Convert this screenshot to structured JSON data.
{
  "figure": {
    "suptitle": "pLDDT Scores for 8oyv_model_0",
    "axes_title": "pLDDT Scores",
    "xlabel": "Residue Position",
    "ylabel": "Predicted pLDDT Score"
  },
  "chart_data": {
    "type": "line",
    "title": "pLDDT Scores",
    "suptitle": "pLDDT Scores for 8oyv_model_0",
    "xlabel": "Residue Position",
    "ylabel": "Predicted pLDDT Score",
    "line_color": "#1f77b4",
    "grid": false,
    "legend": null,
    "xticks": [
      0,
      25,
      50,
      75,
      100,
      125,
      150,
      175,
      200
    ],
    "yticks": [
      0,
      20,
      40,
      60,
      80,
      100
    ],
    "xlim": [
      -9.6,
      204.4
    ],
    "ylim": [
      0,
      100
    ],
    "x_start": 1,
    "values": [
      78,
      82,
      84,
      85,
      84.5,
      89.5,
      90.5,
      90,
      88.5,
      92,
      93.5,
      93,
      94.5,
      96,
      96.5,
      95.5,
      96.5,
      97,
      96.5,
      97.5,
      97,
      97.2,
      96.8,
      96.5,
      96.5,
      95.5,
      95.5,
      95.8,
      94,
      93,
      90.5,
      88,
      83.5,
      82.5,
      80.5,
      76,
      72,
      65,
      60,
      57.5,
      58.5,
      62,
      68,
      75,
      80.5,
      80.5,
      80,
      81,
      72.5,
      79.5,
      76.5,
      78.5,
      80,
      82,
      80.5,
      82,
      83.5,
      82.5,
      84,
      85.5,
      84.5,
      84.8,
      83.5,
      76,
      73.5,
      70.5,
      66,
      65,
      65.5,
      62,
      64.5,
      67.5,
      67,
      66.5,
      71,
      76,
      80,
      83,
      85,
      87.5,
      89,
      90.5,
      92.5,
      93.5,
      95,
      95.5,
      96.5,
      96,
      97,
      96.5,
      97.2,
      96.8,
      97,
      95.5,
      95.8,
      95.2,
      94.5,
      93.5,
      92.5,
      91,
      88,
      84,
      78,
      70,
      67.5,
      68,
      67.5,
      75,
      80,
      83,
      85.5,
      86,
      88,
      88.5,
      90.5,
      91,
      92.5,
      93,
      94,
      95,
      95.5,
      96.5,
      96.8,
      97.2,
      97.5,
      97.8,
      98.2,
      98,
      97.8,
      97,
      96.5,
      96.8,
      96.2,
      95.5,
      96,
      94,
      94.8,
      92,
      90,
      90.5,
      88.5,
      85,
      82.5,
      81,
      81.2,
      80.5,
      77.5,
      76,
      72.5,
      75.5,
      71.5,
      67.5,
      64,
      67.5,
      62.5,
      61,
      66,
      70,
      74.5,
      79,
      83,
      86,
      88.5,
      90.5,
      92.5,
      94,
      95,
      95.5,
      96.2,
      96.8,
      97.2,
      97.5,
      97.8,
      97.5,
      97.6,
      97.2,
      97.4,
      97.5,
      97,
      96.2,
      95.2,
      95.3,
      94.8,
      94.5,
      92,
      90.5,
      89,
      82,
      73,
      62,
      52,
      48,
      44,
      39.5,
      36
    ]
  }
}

•••••

WHAT THE TASK REQUIRES:
Output all of the material exactly as written.

REPLY TO THE TASK:
Convert this screenshot to structured JSON data.
{
  "figure": {
    "suptitle": "pLDDT Scores for 8oyv_model_0",
    "axes_title": "pLDDT Scores",
    "xlabel": "Residue Position",
    "ylabel": "Predicted pLDDT Score"
  },
  "chart_data": {
    "type": "line",
    "title": "pLDDT Scores",
    "suptitle": "pLDDT Scores for 8oyv_model_0",
    "xlabel": "Residue Position",
    "ylabel": "Predicted pLDDT Score",
    "line_color": "#1f77b4",
    "grid": false,
    "legend": null,
    "xticks": [
      0,
      25,
      50,
      75,
      100,
      125,
      150,
      175,
      200
    ],
    "yticks": [
      0,
      20,
      40,
      60,
      80,
      100
    ],
    "xlim": [
      -9.6,
      204.4
    ],
    "ylim": [
      0,
      100
    ],
    "x_start": 1,
    "values": [
      78,
      82,
      84,
      85,
      84.5,
      89.5,
      90.5,
      90,
      88.5,
      92,
      93.5,
      93,
      94.5,
      96,
      96.5,
      95.5,
      96.5,
      97,
      96.5,
      97.5,
      97,
      97.2,
      96.8,
      96.5,
      96.5,
      95.5,
      95.5,
      95.8,
      94,
      93,
      90.5,
      88,
      83.5,
      82.5,
      80.5,
      76,
      72,
      65,
      60,
      57.5,
      58.5,
      62,
      68,
      75,
      80.5,
      80.5,
      80,
      81,
      72.5,
      79.5,
      76.5,
      78.5,
      80,
      82,
      80.5,
      82,
      83.5,
      82.5,
      84,
      85.5,
      84.5,
      84.8,
      83.5,
      76,
      73.5,
      70.5,
      66,
      65,
      65.5,
      62,
      64.5,
      67.5,
      67,
      66.5,
      71,
      76,
      80,
      83,
      85,
      87.5,
      89,
      90.5,
      92.5,
      93.5,
      95,
      95.5,
      96.5,
      96,
      97,
      96.5,
      97.2,
      96.8,
      97,
      95.5,
      95.8,
      95.2,
      94.5,
      93.5,
      92.5,
      91,
      88,
      84,
      78,
      70,
      67.5,
      68,
      67.5,
      75,
      80,
      83,
      85.5,
      86,
      88,
      88.5,
      90.5,
      91,
      92.5,
      93,
      94,
      95,
      95.5,
      96.5,
      96.8,
      97.2,
      97.5,
      97.8,
      98.2,
      98,
      97.8,
      97,
      96.5,
      96.8,
      96.2,
      95.5,
      96,
      94,
      94.8,
      92,
      90,
      90.5,
      88.5,
      85,
      82.5,
      81,
      81.2,
      80.5,
      77.5,
      76,
      72.5,
      75.5,
      71.5,
      67.5,
      64,
      67.5,
      62.5,
      61,
      66,
      70,
      74.5,
      79,
      83,
      86,
      88.5,
      90.5,
      92.5,
      94,
      95,
      95.5,
      96.2,
      96.8,
      97.2,
      97.5,
      97.8,
      97.5,
      97.6,
      97.2,
      97.4,
      97.5,
      97,
      96.2,
      95.2,
      95.3,
      94.8,
      94.5,
      92,
      90.5,
      89,
      82,
      73,
      62,
      52,
      48,
      44,
      39.5,
      36
    ]
  }
}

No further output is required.